# WHAT IS NEEDED:
Show every line that has the string "трансферты" in it.

Data entries
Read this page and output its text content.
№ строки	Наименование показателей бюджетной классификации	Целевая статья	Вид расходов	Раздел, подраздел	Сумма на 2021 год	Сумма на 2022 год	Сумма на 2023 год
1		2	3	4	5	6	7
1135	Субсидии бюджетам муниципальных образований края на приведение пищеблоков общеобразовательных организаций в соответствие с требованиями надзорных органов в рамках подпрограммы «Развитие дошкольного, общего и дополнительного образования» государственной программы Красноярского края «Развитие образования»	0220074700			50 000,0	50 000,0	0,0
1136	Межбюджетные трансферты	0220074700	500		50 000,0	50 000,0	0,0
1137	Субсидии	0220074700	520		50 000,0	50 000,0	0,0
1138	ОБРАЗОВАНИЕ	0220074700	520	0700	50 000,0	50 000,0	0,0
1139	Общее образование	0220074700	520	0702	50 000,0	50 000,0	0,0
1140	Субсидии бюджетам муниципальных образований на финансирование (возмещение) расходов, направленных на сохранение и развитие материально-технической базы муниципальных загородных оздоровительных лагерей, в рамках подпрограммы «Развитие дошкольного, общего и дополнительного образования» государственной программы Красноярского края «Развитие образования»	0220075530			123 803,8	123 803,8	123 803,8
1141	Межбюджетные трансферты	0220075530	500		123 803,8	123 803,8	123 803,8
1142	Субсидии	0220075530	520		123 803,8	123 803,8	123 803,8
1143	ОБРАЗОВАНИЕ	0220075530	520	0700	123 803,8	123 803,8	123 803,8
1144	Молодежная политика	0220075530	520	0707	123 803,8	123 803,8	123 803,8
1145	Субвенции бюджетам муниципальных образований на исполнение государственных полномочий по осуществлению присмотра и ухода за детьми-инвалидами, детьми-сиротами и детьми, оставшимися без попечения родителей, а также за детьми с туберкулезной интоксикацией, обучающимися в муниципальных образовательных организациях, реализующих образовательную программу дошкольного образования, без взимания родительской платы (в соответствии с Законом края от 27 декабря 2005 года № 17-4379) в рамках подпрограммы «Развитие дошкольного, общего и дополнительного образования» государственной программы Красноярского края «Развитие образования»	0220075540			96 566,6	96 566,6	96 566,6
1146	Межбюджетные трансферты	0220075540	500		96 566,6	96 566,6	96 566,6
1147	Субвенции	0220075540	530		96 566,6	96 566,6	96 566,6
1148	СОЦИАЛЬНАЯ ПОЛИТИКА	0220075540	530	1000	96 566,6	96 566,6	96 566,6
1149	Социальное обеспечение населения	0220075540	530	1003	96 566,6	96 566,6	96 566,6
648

# OUTPUT:
1136	Межбюджетные трансферты	0220074700	500		50 000,0	50 000,0	0,0
1141	Межбюджетные трансферты	0220075530	500		123 803,8	123 803,8	123 803,8
1146	Межбюджетные трансферты	0220075540	500		96 566,6	96 566,6	96 566,6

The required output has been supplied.